[Exercise instructions]
Scan the lines below for "icon"; report the number of lines that contain it, and only that.

BEGIN Given information

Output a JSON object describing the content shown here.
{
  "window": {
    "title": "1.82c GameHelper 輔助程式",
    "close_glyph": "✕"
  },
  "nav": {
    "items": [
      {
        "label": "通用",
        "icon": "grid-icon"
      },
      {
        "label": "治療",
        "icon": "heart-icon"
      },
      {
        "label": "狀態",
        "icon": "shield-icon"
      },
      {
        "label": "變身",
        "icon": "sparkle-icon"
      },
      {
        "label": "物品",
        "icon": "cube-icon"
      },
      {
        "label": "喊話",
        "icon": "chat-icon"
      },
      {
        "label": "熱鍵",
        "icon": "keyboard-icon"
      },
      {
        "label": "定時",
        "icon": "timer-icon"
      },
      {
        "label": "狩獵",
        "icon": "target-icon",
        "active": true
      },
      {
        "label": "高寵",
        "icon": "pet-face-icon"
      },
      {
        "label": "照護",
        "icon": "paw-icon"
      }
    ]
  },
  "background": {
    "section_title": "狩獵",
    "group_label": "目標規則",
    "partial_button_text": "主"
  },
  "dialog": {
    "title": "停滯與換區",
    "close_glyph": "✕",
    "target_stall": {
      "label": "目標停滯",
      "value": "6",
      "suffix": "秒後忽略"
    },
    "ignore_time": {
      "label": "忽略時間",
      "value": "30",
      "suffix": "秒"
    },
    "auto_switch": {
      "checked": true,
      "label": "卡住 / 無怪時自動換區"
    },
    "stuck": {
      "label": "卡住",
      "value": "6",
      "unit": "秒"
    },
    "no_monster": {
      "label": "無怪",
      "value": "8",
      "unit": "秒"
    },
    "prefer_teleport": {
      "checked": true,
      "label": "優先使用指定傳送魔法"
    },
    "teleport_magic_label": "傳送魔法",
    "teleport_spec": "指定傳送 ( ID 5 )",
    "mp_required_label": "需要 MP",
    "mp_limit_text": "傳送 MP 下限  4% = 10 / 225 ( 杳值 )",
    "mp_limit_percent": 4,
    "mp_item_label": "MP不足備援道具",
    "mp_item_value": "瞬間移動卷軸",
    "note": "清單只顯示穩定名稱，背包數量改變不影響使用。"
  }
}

END Given information

[Answer to this problem]
11